Element and coordinate records
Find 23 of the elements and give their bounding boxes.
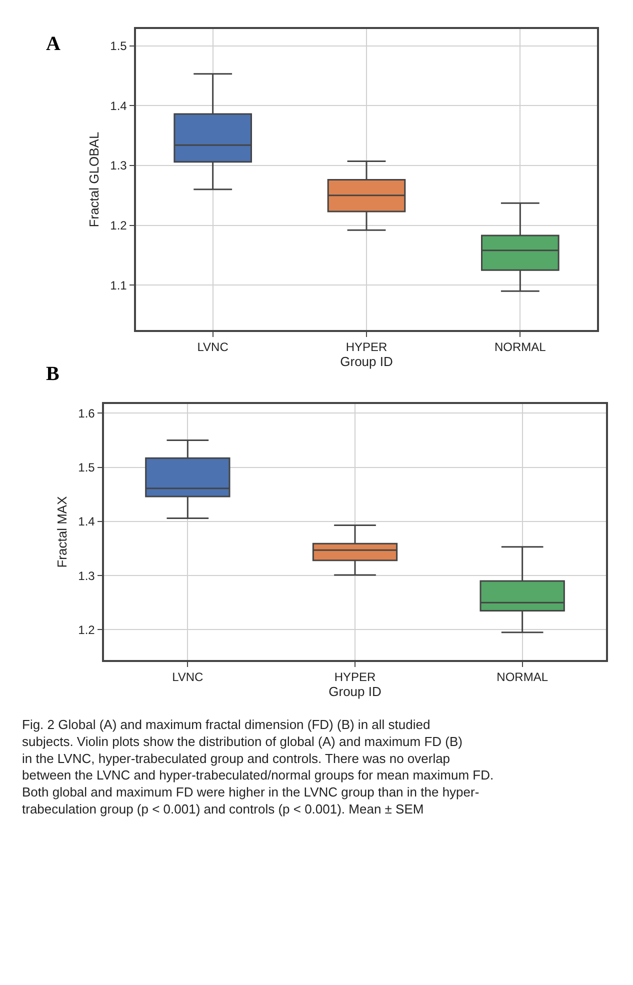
- x-tick-label: NORMAL: [494, 340, 546, 354]
- y-tick-label: 1.5: [110, 38, 128, 53]
- y-tick-label: 1.4: [78, 514, 96, 529]
- y-axis-title: Fractal MAX: [54, 496, 70, 568]
- y-tick-label: 1.4: [110, 98, 128, 113]
- chart-title: B: [46, 363, 60, 385]
- x-tick-label: LVNC: [172, 670, 204, 684]
- x-tick-label: NORMAL: [496, 670, 548, 684]
- y-tick-label: 1.6: [78, 406, 96, 420]
- x-axis-title: Group ID: [340, 354, 393, 370]
- x-tick-label: LVNC: [197, 340, 229, 354]
- caption: Fig. 2 Global (A) and maximum fractal dimension (FD) (B) in all studied subjects. Violin plots show the distribution of global (A) and maximum FD (B) in the LVNC, hyper-trabeculated group and controls. There was no overlap between the LVNC and hyper-trabeculated/normal groups for mean maximum FD. Both global and maximum FD were higher in the LVNC group than in the hyper-trabeculation group (p < 0.001) and controls (p < 0.001). Mean ± SEM: [22, 717, 494, 816]
- y-tick-label: 1.5: [78, 460, 96, 475]
- y-tick-label: 1.1: [110, 278, 128, 292]
- y-axis-title: Fractal GLOBAL: [86, 132, 102, 228]
- x-tick-label: HYPER: [334, 670, 376, 684]
- x-axis-title: Group ID: [328, 684, 382, 700]
- chart-title: A: [46, 33, 61, 55]
- y-tick-label: 1.2: [78, 622, 96, 637]
- y-tick-label: 1.2: [110, 218, 128, 232]
- x-tick-label: HYPER: [346, 340, 388, 354]
- y-tick-label: 1.3: [78, 568, 96, 583]
- y-tick-label: 1.3: [110, 158, 128, 173]
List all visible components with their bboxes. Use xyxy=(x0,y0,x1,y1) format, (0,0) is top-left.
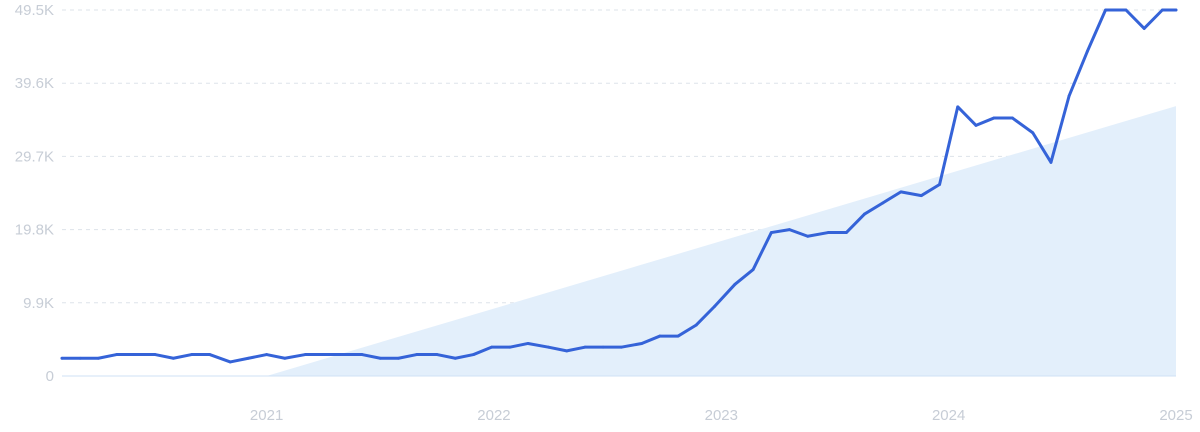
data-point xyxy=(508,345,512,349)
data-point xyxy=(974,123,978,127)
x-tick-label: 2021 xyxy=(250,407,283,424)
data-point xyxy=(115,353,118,356)
data-point xyxy=(340,353,344,356)
data-point xyxy=(881,201,885,205)
data-point xyxy=(601,345,605,349)
data-point xyxy=(956,105,960,109)
y-tick-label: 19.8K xyxy=(15,222,54,239)
data-point xyxy=(1031,131,1035,135)
data-point xyxy=(619,345,623,349)
x-tick-label: 2023 xyxy=(705,407,738,424)
x-tick-label: 2025 xyxy=(1159,407,1192,424)
data-point xyxy=(583,345,587,349)
data-point xyxy=(788,228,791,232)
data-point xyxy=(1124,8,1128,12)
data-point xyxy=(208,353,212,356)
y-tick-label: 29.7K xyxy=(15,148,54,165)
data-point xyxy=(899,190,903,194)
data-point xyxy=(133,353,137,356)
x-tick-label: 2024 xyxy=(932,407,965,424)
data-point xyxy=(415,353,419,356)
data-point xyxy=(190,353,193,356)
data-point xyxy=(844,231,848,234)
data-point xyxy=(938,183,941,186)
data-point xyxy=(283,356,287,360)
data-point xyxy=(919,194,923,197)
data-point xyxy=(806,234,810,238)
data-point xyxy=(435,353,439,356)
data-point xyxy=(1085,50,1089,53)
data-point xyxy=(1142,27,1146,30)
data-point xyxy=(397,356,400,360)
y-axis-tick-labels: 0 9.9K 19.8K 29.7K 39.6K 49.5K xyxy=(15,2,54,385)
y-tick-label: 0 xyxy=(46,368,54,385)
data-point xyxy=(1010,116,1014,120)
data-point xyxy=(565,349,569,353)
data-point xyxy=(713,305,716,308)
data-point xyxy=(472,353,475,356)
data-point xyxy=(247,356,250,360)
data-point xyxy=(453,356,457,360)
data-point xyxy=(1049,160,1053,164)
y-tick-label: 9.9K xyxy=(23,295,54,312)
data-point xyxy=(228,360,232,364)
data-point xyxy=(490,345,494,349)
data-point xyxy=(826,231,830,234)
data-point xyxy=(322,353,325,356)
data-point xyxy=(60,356,64,360)
y-tick-label: 39.6K xyxy=(15,75,54,92)
data-point xyxy=(658,334,662,338)
data-point xyxy=(547,345,550,349)
data-points xyxy=(60,8,1178,364)
data-point xyxy=(751,268,755,271)
data-point xyxy=(676,334,680,338)
data-point xyxy=(78,356,82,360)
data-point xyxy=(265,353,269,356)
trend-area xyxy=(266,106,1176,376)
data-point xyxy=(96,356,100,360)
data-point xyxy=(172,356,175,360)
data-point xyxy=(1104,8,1107,12)
data-point xyxy=(360,353,364,356)
data-point xyxy=(863,212,866,216)
data-point xyxy=(1174,8,1178,12)
data-point xyxy=(733,282,737,286)
data-point xyxy=(769,231,773,234)
x-tick-label: 2022 xyxy=(477,407,510,424)
data-point xyxy=(153,353,157,356)
data-point xyxy=(526,342,530,345)
data-point xyxy=(640,342,644,345)
data-point xyxy=(303,353,307,356)
data-point xyxy=(1067,94,1071,98)
data-point xyxy=(992,116,996,120)
data-point xyxy=(694,323,698,327)
x-axis-tick-labels: 2021 2022 2023 2024 2025 xyxy=(250,407,1193,424)
data-point xyxy=(378,356,382,360)
y-tick-label: 49.5K xyxy=(15,2,54,19)
data-point xyxy=(1160,8,1164,12)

(Objective) Count the lines in the items above that contain the string "title", matching case exactly. Reply with the number only.

(The answer) 6